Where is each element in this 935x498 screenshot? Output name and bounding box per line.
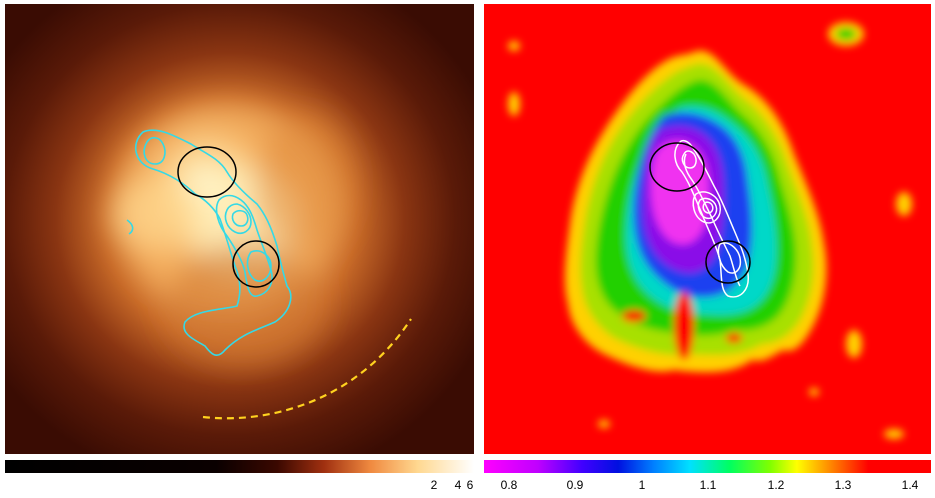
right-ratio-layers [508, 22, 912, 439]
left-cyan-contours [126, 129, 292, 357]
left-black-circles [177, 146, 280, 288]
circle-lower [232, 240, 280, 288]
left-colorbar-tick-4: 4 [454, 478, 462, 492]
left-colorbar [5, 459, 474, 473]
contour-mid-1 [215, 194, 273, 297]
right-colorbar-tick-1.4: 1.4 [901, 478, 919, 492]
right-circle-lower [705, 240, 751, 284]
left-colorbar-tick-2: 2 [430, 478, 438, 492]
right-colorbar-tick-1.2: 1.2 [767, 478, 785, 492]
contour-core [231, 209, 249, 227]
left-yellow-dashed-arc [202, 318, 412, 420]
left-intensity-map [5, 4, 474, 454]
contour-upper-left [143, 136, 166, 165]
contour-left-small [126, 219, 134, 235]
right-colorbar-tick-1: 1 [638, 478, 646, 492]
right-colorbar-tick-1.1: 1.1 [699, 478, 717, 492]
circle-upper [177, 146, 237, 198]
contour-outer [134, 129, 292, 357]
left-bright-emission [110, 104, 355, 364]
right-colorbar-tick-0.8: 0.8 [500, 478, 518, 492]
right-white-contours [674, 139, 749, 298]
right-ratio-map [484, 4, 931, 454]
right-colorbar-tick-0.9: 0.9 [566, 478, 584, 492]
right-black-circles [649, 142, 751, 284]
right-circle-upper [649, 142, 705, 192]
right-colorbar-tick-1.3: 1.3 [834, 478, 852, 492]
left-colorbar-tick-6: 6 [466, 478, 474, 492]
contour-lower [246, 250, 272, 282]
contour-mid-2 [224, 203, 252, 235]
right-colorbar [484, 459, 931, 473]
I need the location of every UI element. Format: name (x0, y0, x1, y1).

* * *

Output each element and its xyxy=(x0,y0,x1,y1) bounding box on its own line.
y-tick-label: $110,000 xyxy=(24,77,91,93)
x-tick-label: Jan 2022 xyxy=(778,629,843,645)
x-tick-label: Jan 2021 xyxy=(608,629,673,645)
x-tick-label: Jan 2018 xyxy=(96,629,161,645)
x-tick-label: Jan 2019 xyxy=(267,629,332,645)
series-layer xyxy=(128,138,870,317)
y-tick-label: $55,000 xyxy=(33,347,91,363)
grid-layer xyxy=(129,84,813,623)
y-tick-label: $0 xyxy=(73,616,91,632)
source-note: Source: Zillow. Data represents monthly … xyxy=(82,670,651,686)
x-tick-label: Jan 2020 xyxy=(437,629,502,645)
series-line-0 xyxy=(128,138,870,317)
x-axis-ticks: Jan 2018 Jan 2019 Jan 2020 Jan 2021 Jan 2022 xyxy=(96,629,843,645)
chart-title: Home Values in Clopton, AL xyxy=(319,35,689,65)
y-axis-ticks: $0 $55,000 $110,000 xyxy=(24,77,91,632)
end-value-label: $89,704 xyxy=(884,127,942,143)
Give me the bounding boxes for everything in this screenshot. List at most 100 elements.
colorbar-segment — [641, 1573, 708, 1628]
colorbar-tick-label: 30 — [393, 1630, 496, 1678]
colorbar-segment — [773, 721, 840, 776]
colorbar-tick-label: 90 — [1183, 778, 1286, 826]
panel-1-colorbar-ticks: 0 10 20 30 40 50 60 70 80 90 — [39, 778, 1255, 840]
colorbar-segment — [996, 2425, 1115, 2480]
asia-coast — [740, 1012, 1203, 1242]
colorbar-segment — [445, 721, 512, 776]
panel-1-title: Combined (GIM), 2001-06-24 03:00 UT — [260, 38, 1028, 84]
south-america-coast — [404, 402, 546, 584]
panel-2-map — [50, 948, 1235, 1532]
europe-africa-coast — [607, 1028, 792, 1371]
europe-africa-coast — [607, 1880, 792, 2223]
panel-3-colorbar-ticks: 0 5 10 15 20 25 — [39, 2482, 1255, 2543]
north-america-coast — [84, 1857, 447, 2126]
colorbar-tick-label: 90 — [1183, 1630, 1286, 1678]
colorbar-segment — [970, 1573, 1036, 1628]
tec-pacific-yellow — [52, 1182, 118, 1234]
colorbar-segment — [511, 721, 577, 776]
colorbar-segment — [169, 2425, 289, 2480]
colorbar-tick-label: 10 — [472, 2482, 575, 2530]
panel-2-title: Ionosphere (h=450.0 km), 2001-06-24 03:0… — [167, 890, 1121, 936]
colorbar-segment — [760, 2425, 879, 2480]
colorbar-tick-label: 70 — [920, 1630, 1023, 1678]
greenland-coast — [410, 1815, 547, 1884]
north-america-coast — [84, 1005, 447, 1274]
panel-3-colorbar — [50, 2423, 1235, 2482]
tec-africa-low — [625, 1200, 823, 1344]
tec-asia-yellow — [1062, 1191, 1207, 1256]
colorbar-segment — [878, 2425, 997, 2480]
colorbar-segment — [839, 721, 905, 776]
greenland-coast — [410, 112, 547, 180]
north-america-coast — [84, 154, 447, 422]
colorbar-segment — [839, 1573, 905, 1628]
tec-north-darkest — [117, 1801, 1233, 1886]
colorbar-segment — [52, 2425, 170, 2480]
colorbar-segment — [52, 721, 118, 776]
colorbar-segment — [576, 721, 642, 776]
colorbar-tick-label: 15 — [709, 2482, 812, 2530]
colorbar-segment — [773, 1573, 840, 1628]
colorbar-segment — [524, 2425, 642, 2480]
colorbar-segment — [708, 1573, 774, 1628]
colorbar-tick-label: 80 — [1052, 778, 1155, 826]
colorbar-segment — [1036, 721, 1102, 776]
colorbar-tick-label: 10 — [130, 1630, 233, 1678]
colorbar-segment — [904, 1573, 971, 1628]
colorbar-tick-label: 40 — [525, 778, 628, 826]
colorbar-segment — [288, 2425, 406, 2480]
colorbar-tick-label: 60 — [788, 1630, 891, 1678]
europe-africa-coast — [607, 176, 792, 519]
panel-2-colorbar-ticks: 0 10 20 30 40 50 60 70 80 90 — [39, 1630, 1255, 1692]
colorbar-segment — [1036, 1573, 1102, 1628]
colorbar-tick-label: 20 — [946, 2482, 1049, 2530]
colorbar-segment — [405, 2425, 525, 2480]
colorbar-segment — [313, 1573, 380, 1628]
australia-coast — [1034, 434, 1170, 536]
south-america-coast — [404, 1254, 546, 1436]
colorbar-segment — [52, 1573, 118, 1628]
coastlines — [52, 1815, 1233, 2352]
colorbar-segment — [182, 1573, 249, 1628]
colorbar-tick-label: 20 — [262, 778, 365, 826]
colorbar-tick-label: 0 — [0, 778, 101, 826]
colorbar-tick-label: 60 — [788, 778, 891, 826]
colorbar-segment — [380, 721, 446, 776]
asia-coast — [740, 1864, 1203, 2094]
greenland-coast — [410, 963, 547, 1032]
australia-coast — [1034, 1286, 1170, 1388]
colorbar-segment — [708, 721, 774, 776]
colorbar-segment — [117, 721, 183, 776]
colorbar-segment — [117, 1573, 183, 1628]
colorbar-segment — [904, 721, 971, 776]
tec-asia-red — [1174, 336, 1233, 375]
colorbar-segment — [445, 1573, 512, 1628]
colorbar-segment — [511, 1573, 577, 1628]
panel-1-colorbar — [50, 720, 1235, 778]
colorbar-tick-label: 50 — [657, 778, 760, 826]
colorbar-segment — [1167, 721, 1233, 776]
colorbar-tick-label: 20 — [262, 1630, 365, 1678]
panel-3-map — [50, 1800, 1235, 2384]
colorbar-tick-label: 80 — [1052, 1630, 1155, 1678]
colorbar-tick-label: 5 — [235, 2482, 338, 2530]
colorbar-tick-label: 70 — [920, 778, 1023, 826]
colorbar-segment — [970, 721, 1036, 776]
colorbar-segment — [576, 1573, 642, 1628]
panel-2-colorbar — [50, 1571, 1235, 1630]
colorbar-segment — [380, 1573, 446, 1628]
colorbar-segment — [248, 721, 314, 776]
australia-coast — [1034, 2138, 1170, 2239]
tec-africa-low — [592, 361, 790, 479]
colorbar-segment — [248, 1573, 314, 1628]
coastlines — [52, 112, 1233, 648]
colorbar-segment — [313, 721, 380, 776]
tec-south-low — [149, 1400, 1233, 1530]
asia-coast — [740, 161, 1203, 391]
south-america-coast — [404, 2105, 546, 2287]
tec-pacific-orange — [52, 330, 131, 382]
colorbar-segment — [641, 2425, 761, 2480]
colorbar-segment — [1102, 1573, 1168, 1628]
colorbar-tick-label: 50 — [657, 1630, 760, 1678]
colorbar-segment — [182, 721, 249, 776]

[GIVEN PROBLEM] Copy the lines of the material word for word, starting at the line with "right-ratio-layers [508, 22, 912, 439]" and ending at the line with "right-circle-lower [705, 240, 751, 284]", both included.

[EXERCISE RESPONSE]
right-ratio-layers [508, 22, 912, 439]
left-cyan-contours [126, 129, 292, 357]
left-black-circles [177, 146, 280, 288]
circle-lower [232, 240, 280, 288]
left-colorbar-tick-4: 4 [454, 478, 462, 492]
left-colorbar [5, 459, 474, 473]
contour-mid-1 [215, 194, 273, 297]
right-colorbar-tick-1.4: 1.4 [901, 478, 919, 492]
right-circle-lower [705, 240, 751, 284]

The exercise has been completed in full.